» **Goal of the exercise**
Lines that hold the string "seals" are to be counted; give only their number.

» **Data lines**
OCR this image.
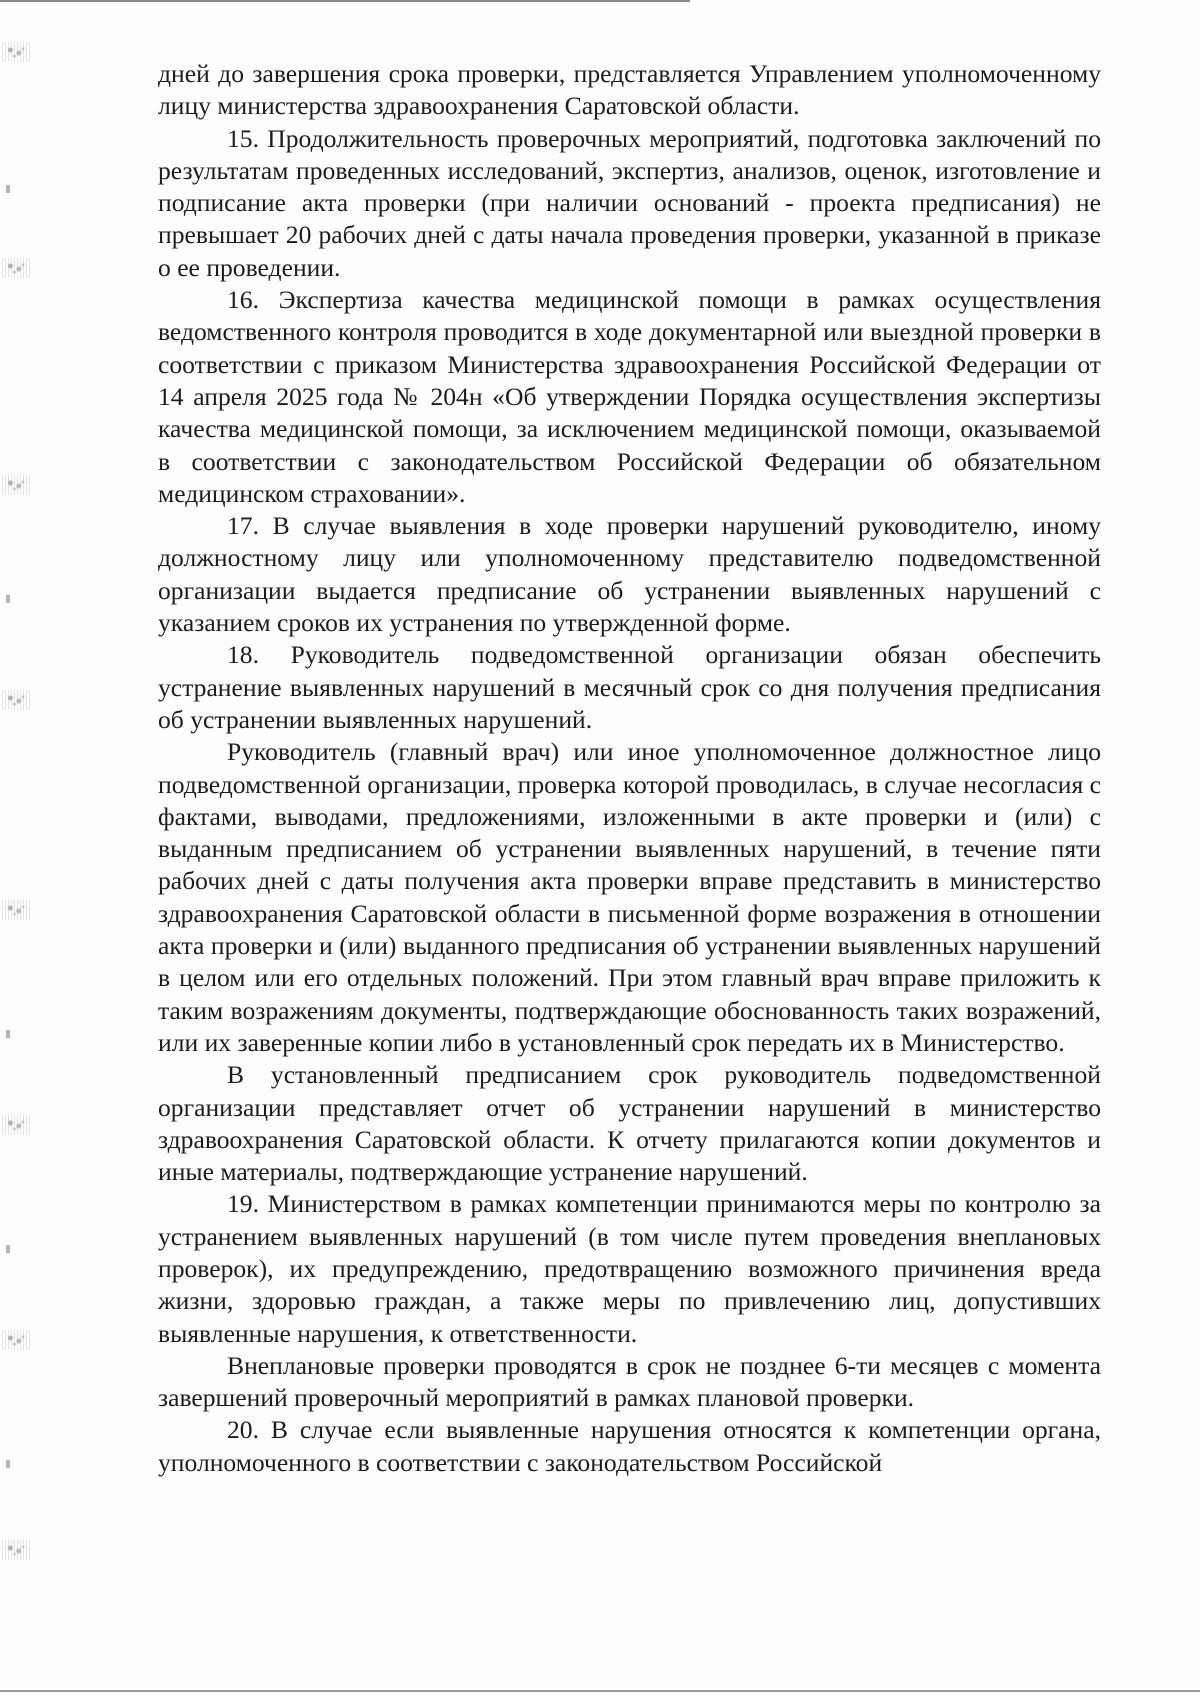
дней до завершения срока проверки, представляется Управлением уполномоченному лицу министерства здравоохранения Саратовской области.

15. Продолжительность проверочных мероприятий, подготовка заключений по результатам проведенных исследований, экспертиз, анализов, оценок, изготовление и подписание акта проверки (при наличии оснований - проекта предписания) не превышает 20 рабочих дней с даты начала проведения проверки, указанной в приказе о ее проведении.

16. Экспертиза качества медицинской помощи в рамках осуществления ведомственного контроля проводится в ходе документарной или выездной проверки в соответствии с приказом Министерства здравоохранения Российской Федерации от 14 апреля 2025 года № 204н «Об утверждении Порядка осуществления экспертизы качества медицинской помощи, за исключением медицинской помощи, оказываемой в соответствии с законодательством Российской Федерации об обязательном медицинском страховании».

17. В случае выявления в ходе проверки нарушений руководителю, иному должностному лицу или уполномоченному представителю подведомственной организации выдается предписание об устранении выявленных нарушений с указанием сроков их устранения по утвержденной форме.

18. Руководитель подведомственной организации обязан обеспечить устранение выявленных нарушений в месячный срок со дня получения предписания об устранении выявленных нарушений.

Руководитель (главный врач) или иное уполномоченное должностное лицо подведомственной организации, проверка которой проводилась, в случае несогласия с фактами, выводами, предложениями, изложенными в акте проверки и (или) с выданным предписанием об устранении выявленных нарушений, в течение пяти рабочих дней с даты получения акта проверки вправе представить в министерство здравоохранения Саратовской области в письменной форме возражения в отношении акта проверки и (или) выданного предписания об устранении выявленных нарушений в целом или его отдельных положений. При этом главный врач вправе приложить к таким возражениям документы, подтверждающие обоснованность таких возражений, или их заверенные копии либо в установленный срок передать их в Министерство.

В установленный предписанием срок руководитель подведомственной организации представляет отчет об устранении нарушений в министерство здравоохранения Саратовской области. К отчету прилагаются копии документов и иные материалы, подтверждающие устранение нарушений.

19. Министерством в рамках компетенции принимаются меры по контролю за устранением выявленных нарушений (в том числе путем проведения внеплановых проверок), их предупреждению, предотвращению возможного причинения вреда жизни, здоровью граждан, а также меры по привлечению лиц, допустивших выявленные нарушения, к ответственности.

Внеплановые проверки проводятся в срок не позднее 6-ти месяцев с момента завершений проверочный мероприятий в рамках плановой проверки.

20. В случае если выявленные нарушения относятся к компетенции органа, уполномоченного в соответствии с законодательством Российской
* * *
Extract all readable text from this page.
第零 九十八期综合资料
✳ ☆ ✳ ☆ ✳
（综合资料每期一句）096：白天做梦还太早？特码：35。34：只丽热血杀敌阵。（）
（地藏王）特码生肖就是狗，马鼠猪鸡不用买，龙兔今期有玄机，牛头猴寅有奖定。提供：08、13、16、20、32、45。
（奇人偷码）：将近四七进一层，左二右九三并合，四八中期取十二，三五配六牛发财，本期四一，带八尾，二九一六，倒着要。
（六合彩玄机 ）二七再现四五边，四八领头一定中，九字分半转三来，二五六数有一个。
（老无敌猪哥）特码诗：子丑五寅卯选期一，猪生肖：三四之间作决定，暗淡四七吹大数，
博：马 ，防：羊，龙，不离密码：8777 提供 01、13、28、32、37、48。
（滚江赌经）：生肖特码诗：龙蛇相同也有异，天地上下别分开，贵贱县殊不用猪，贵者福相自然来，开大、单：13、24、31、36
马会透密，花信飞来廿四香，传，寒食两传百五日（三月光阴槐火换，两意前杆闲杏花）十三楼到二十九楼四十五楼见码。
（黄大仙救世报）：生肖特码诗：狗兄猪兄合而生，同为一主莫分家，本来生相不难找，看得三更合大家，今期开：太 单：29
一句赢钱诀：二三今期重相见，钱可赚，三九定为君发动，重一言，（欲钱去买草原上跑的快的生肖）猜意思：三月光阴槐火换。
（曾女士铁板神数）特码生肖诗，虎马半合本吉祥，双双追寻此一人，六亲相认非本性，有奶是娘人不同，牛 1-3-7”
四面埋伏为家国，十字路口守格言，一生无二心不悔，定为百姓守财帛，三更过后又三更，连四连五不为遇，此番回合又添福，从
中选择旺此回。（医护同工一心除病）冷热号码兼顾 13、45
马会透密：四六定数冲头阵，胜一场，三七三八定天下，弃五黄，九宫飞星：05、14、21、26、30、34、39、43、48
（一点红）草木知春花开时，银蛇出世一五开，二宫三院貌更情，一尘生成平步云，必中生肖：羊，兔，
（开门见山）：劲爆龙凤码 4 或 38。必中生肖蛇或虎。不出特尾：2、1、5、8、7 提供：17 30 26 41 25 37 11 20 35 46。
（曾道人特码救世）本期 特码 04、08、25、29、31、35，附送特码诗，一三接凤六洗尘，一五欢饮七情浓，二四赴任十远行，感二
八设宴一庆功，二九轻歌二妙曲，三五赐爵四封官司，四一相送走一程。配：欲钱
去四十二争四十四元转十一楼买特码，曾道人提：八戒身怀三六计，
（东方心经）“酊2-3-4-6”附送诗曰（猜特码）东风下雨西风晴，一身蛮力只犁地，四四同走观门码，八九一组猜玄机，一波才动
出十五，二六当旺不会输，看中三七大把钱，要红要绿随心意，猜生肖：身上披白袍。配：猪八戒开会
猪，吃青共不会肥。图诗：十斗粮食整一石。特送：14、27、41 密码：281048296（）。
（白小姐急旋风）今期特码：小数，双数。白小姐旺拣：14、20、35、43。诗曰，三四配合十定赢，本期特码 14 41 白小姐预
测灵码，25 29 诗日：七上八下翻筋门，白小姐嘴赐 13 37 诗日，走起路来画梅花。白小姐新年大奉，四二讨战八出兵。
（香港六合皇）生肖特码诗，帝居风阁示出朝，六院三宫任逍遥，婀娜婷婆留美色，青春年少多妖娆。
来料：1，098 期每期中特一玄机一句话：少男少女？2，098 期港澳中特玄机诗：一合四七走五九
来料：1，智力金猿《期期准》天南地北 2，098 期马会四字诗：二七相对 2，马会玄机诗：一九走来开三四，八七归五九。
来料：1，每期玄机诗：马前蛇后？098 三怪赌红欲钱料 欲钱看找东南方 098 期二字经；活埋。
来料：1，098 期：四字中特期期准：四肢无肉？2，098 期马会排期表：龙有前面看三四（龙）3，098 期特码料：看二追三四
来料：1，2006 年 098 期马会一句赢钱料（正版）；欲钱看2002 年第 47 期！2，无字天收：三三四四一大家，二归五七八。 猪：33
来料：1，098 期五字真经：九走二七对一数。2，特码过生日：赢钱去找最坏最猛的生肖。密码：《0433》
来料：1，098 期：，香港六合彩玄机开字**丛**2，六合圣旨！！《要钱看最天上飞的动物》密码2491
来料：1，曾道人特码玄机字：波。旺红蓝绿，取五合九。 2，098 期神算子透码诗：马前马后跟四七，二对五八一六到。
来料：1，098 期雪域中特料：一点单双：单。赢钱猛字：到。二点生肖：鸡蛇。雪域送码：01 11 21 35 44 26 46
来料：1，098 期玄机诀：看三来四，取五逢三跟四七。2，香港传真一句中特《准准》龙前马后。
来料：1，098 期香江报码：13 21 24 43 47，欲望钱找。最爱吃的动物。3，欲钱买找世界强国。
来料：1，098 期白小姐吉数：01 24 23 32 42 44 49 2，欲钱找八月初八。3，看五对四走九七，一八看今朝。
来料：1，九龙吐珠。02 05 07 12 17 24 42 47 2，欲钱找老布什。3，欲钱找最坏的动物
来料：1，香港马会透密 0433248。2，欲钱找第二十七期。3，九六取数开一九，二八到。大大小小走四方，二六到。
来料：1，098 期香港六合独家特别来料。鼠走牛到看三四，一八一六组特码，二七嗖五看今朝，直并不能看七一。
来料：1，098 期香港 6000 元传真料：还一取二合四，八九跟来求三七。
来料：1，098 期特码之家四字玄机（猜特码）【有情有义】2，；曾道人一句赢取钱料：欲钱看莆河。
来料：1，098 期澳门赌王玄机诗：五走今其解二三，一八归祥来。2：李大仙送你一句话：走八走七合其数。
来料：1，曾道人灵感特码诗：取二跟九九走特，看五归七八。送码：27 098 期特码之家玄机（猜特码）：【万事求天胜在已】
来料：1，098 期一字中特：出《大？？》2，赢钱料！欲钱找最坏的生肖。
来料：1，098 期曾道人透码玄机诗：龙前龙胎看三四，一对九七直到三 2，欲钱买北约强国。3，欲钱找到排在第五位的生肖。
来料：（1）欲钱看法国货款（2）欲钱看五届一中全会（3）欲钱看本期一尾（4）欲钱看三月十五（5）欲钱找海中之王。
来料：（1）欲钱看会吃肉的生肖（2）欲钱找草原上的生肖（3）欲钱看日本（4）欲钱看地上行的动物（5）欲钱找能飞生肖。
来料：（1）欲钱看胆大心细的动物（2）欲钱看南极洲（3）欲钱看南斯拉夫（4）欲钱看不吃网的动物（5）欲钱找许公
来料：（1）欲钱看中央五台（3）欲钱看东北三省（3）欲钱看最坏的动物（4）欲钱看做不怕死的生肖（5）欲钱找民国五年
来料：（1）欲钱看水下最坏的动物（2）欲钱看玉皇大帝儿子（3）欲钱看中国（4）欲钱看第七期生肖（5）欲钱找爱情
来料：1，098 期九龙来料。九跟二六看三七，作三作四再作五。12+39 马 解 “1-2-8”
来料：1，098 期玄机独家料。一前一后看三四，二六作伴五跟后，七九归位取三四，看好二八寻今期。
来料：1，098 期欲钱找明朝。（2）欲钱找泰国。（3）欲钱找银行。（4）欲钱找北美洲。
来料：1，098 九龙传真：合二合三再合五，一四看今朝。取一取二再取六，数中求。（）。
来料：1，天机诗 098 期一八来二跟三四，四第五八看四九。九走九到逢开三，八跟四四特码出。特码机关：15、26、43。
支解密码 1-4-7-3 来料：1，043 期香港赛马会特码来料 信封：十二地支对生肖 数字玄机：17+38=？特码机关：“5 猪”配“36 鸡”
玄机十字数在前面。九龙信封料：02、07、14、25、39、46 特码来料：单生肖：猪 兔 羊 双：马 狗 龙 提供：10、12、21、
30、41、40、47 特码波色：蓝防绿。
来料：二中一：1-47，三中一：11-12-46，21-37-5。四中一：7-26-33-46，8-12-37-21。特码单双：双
* * *
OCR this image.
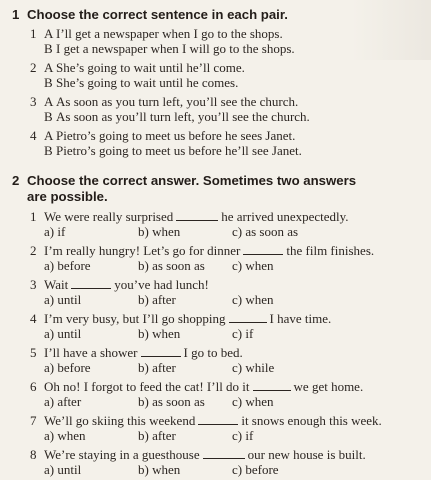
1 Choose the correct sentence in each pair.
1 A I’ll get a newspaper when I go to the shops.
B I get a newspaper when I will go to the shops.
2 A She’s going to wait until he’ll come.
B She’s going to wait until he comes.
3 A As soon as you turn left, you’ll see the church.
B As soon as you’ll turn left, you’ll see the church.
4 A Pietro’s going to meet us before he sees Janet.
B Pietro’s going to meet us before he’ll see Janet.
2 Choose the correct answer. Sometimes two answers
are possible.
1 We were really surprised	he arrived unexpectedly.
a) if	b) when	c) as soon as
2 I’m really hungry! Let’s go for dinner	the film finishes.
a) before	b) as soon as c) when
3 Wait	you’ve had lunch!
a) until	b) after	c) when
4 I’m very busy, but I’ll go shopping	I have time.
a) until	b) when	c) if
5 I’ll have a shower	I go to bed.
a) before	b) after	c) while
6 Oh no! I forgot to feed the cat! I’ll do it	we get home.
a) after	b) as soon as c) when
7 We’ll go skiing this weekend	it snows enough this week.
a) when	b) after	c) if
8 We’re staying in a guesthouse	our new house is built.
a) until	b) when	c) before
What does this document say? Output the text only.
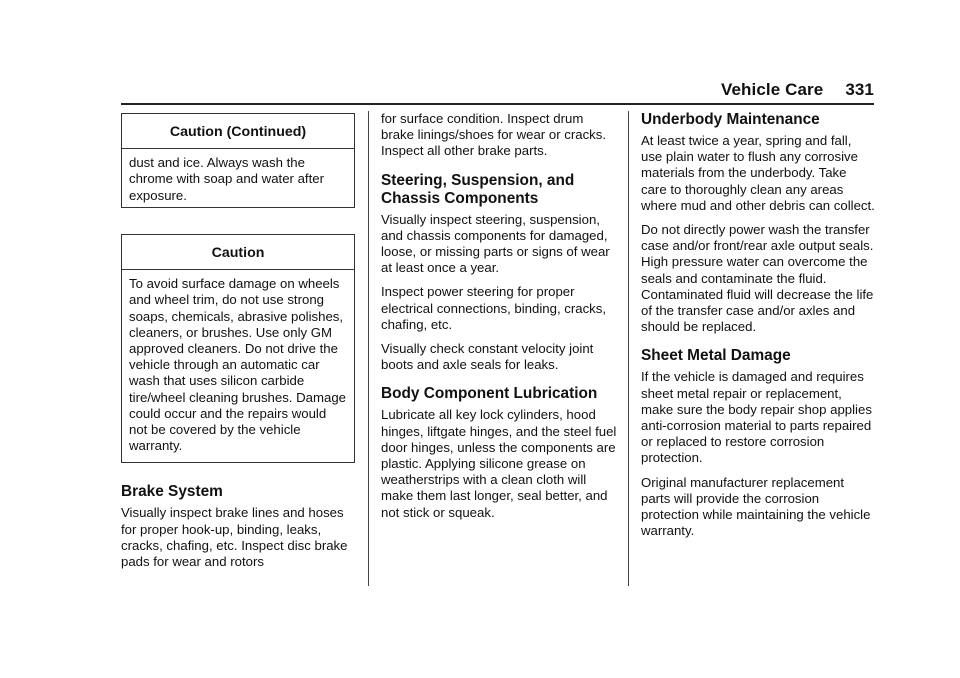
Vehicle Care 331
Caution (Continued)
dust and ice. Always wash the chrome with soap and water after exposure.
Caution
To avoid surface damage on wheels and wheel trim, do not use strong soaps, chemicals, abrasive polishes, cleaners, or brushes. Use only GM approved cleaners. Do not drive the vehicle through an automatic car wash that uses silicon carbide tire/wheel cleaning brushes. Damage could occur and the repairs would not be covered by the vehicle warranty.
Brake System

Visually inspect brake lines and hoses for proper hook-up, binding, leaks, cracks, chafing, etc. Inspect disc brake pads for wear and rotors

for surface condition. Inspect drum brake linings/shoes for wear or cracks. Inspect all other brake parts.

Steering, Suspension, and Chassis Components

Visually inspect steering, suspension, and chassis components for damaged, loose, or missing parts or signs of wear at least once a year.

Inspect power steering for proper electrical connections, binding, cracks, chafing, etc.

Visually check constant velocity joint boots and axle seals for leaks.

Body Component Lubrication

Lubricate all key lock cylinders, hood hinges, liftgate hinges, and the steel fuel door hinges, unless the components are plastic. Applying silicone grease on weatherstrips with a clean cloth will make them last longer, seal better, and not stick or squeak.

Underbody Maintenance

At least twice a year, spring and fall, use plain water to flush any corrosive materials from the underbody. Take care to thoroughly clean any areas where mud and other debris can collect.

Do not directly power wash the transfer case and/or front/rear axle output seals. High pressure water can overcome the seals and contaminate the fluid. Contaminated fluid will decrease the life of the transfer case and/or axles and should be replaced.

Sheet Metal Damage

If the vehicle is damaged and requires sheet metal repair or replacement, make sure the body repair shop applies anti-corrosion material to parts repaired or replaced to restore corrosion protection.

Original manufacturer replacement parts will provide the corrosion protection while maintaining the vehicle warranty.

» **Solution below**
2